Required task: Please pull every line of the listing below into your answer, character for character, and leave out the pictures.

Data shown:
________________
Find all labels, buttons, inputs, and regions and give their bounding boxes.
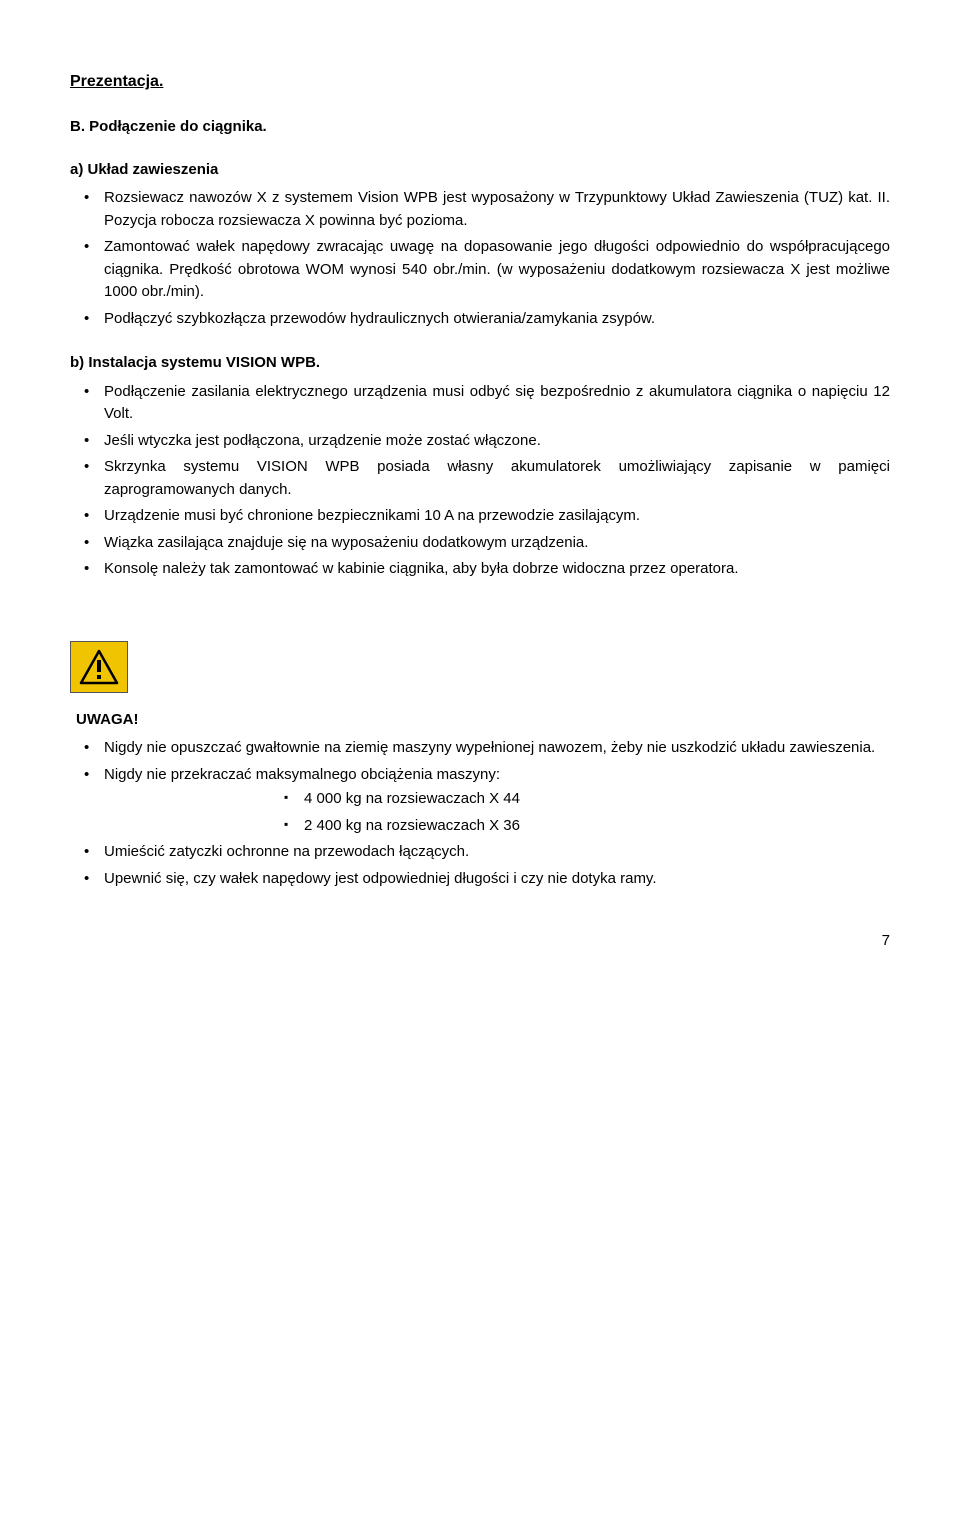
sub-a-list: Rozsiewacz nawozów X z systemem Vision W… [70, 187, 890, 330]
list-item: Skrzynka systemu VISION WPB posiada włas… [70, 456, 890, 501]
page-title: Prezentacja. [70, 70, 890, 94]
list-item: Rozsiewacz nawozów X z systemem Vision W… [70, 187, 890, 232]
list-item: Podłączyć szybkozłącza przewodów hydraul… [70, 308, 890, 331]
list-item-text: Nigdy nie przekraczać maksymalnego obcią… [104, 766, 500, 783]
list-item: Wiązka zasilająca znajduje się na wyposa… [70, 532, 890, 555]
warning-label: UWAGA! [76, 709, 890, 732]
warning-sublist: 4 000 kg na rozsiewaczach X 44 2 400 kg … [104, 788, 890, 837]
list-item: Umieścić zatyczki ochronne na przewodach… [70, 841, 890, 864]
list-item: Podłączenie zasilania elektrycznego urzą… [70, 381, 890, 426]
list-item: Zamontować wałek napędowy zwracając uwag… [70, 236, 890, 304]
list-item: Konsolę należy tak zamontować w kabinie … [70, 558, 890, 581]
sub-b-list: Podłączenie zasilania elektrycznego urzą… [70, 381, 890, 581]
warning-list: Nigdy nie opuszczać gwałtownie na ziemię… [70, 737, 890, 890]
list-item: 4 000 kg na rozsiewaczach X 44 [104, 788, 890, 811]
sub-b-title: b) Instalacja systemu VISION WPB. [70, 352, 890, 375]
warning-icon [70, 641, 128, 693]
list-item: Jeśli wtyczka jest podłączona, urządzeni… [70, 430, 890, 453]
list-item: Urządzenie musi być chronione bezpieczni… [70, 505, 890, 528]
list-item: Nigdy nie opuszczać gwałtownie na ziemię… [70, 737, 890, 760]
section-b-title: B. Podłączenie do ciągnika. [70, 116, 890, 139]
list-item: Upewnić się, czy wałek napędowy jest odp… [70, 868, 890, 891]
page-number: 7 [70, 930, 890, 953]
list-item: 2 400 kg na rozsiewaczach X 36 [104, 815, 890, 838]
sub-a-title: a) Układ zawieszenia [70, 159, 890, 182]
list-item: Nigdy nie przekraczać maksymalnego obcią… [70, 764, 890, 838]
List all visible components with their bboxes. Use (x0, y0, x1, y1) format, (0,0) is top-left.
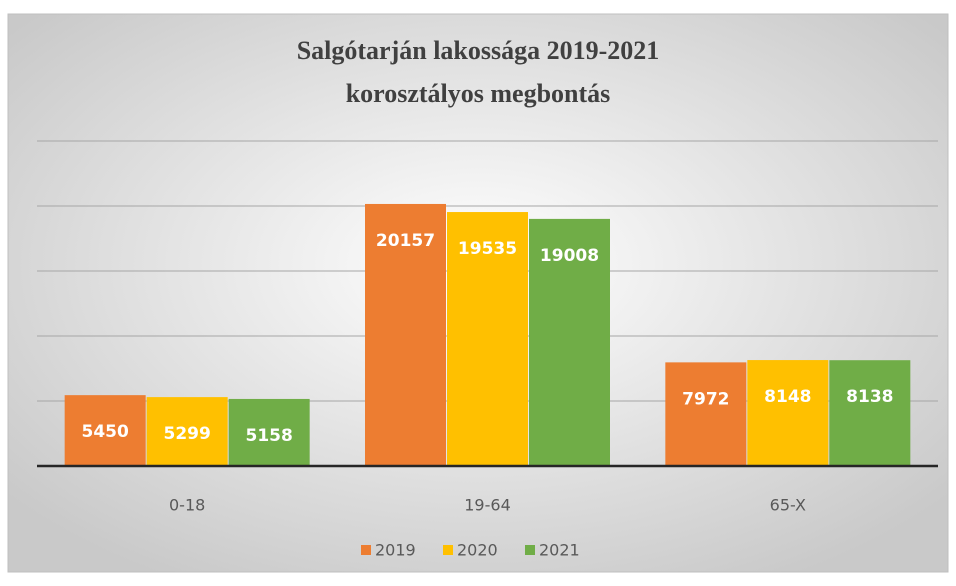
________________
Written reply:
Find all labels, buttons, inputs, and regions and give their bounding boxes.
sub-a-list: Rozsiewacz nawozów X z systemem Vision W… [70, 187, 890, 330]
list-item: Skrzynka systemu VISION WPB posiada włas… [70, 456, 890, 501]
page-title: Prezentacja. [70, 70, 890, 94]
list-item: Rozsiewacz nawozów X z systemem Vision W… [70, 187, 890, 232]
list-item: Podłączyć szybkozłącza przewodów hydraul… [70, 308, 890, 331]
list-item-text: Nigdy nie przekraczać maksymalnego obcią… [104, 766, 500, 783]
list-item: Wiązka zasilająca znajduje się na wyposa… [70, 532, 890, 555]
warning-label: UWAGA! [76, 709, 890, 732]
warning-sublist: 4 000 kg na rozsiewaczach X 44 2 400 kg … [104, 788, 890, 837]
list-item: Umieścić zatyczki ochronne na przewodach… [70, 841, 890, 864]
list-item: Podłączenie zasilania elektrycznego urzą… [70, 381, 890, 426]
list-item: Zamontować wałek napędowy zwracając uwag… [70, 236, 890, 304]
list-item: Konsolę należy tak zamontować w kabinie … [70, 558, 890, 581]
sub-b-list: Podłączenie zasilania elektrycznego urzą… [70, 381, 890, 581]
warning-list: Nigdy nie opuszczać gwałtownie na ziemię… [70, 737, 890, 890]
list-item: 4 000 kg na rozsiewaczach X 44 [104, 788, 890, 811]
sub-b-title: b) Instalacja systemu VISION WPB. [70, 352, 890, 375]
warning-icon [70, 641, 128, 693]
list-item: Jeśli wtyczka jest podłączona, urządzeni… [70, 430, 890, 453]
list-item: Urządzenie musi być chronione bezpieczni… [70, 505, 890, 528]
list-item: Nigdy nie opuszczać gwałtownie na ziemię… [70, 737, 890, 760]
section-b-title: B. Podłączenie do ciągnika. [70, 116, 890, 139]
list-item: Upewnić się, czy wałek napędowy jest odp… [70, 868, 890, 891]
page-number: 7 [70, 930, 890, 953]
list-item: 2 400 kg na rozsiewaczach X 36 [104, 815, 890, 838]
sub-a-title: a) Układ zawieszenia [70, 159, 890, 182]
list-item: Nigdy nie przekraczać maksymalnego obcią… [70, 764, 890, 838]
List all visible components with their bboxes. Use (x0, y0, x1, y1) format, (0,0) is top-left.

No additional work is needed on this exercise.